Prompt – Keep the images out and copy every entry below exactly.

Data listing
====

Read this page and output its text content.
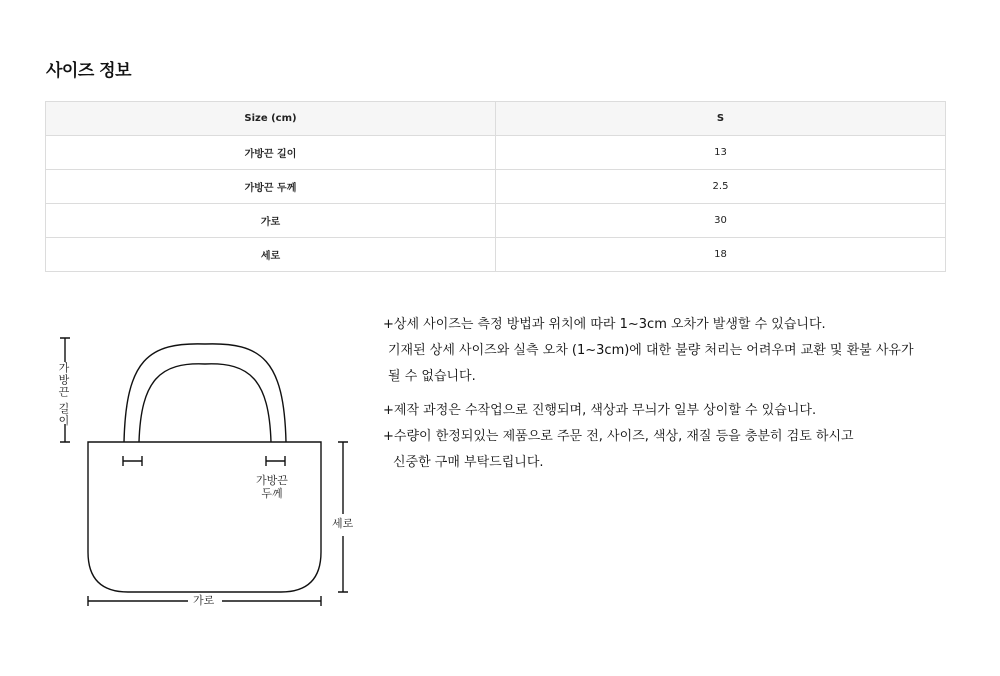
사이즈 정보
Size (cm)	S
가방끈 길이	13
가방끈 두께	2.5
가로	30
세로	18
가방끈 길이
가방끈
두께
세로
가로

+상세 사이즈는 측정 방법과 위치에 따라 1~3cm 오차가 발생할 수 있습니다.

기재된 상세 사이즈와 실측 오차 (1~3cm)에 대한 불량 처리는 어려우며 교환 및 환불 사유가

될 수 없습니다.

+제작 과정은 수작업으로 진행되며, 색상과 무늬가 일부 상이할 수 있습니다.

+수량이 한정되있는 제품으로 주문 전, 사이즈, 색상, 재질 등을 충분히 검토 하시고

신중한 구매 부탁드립니다.
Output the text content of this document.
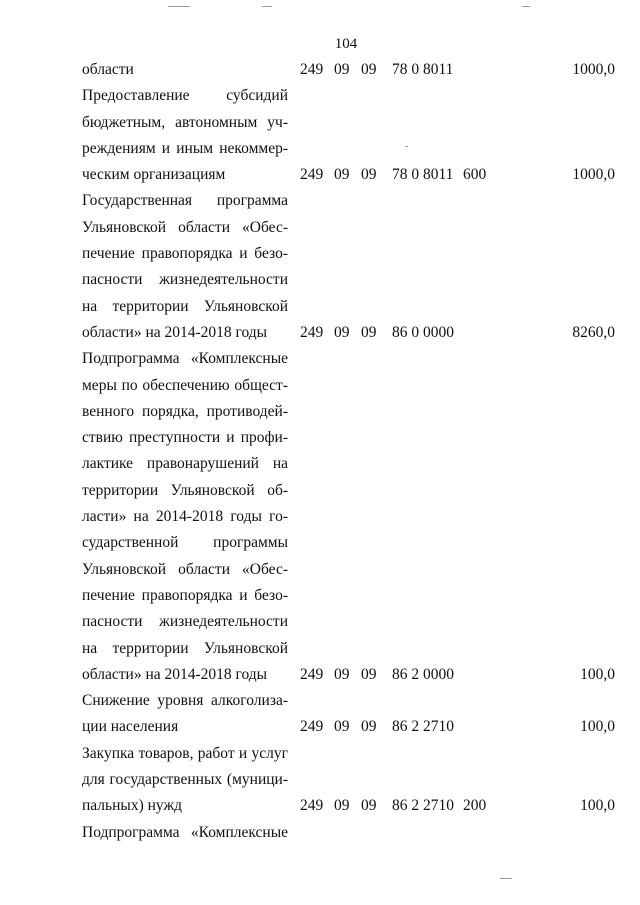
104
области	249 09 09 78 0 8011	1000,0
Предоставление субсидий
бюджетным, автономным уч-
реждениям и иным некоммер-
ческим организациям	249 09 09 78 0 8011 600	1000,0
Государственная программа
Ульяновской области «Обес-
печение правопорядка и безо-
пасности жизнедеятельности
на территории Ульяновской
области» на 2014-2018 годы	249 09 09 86 0 0000	8260,0
Подпрограмма «Комплексные
меры по обеспечению общест-
венного порядка, противодей-
ствию преступности и профи-
лактике правонарушений на
территории Ульяновской об-
ласти» на 2014-2018 годы го-
сударственной программы
Ульяновской области «Обес-
печение правопорядка и безо-
пасности жизнедеятельности
на территории Ульяновской
области» на 2014-2018 годы	249 09 09 86 2 0000	100,0
Снижение уровня алкоголиза-
ции населения	249 09 09 86 2 2710	100,0
Закупка товаров, работ и услуг
для государственных (муници-
пальных) нужд	249 09 09 86 2 2710 200	100,0
Подпрограмма «Комплексные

====

Exercise response –
Read this page and output its text content.
사이즈 정보
Size (cm)	S
가방끈 길이	13
가방끈 두께	2.5
가로	30
세로	18
가방끈 길이
가방끈
두께
세로
가로

+상세 사이즈는 측정 방법과 위치에 따라 1~3cm 오차가 발생할 수 있습니다.

기재된 상세 사이즈와 실측 오차 (1~3cm)에 대한 불량 처리는 어려우며 교환 및 환불 사유가

될 수 없습니다.

+제작 과정은 수작업으로 진행되며, 색상과 무늬가 일부 상이할 수 있습니다.

+수량이 한정되있는 제품으로 주문 전, 사이즈, 색상, 재질 등을 충분히 검토 하시고

신중한 구매 부탁드립니다.
Output the text content of this document.
104
области	249 09 09 78 0 8011	1000,0
Предоставление субсидий
бюджетным, автономным уч-
реждениям и иным некоммер-
ческим организациям	249 09 09 78 0 8011 600	1000,0
Государственная программа
Ульяновской области «Обес-
печение правопорядка и безо-
пасности жизнедеятельности
на территории Ульяновской
области» на 2014-2018 годы	249 09 09 86 0 0000	8260,0
Подпрограмма «Комплексные
меры по обеспечению общест-
венного порядка, противодей-
ствию преступности и профи-
лактике правонарушений на
территории Ульяновской об-
ласти» на 2014-2018 годы го-
сударственной программы
Ульяновской области «Обес-
печение правопорядка и безо-
пасности жизнедеятельности
на территории Ульяновской
области» на 2014-2018 годы	249 09 09 86 2 0000	100,0
Снижение уровня алкоголиза-
ции населения	249 09 09 86 2 2710	100,0
Закупка товаров, работ и услуг
для государственных (муници-
пальных) нужд	249 09 09 86 2 2710 200	100,0
Подпрограмма «Комплексные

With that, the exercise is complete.